## REQUIRED WORK:
Report the count of lines containing the word "appels" in the entries below, and nothing more.

## DATA:
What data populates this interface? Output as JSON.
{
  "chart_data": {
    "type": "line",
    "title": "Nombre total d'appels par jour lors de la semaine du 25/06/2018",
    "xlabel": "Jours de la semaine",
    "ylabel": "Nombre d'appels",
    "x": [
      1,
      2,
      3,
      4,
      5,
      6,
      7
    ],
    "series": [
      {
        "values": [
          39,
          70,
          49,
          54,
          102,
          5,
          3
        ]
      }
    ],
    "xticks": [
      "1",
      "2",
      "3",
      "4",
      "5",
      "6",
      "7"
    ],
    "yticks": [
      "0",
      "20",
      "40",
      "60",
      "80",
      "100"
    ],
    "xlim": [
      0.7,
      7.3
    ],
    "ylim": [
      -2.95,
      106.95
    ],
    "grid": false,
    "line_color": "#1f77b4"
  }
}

## SOLUTION FOR THIS TASK:
2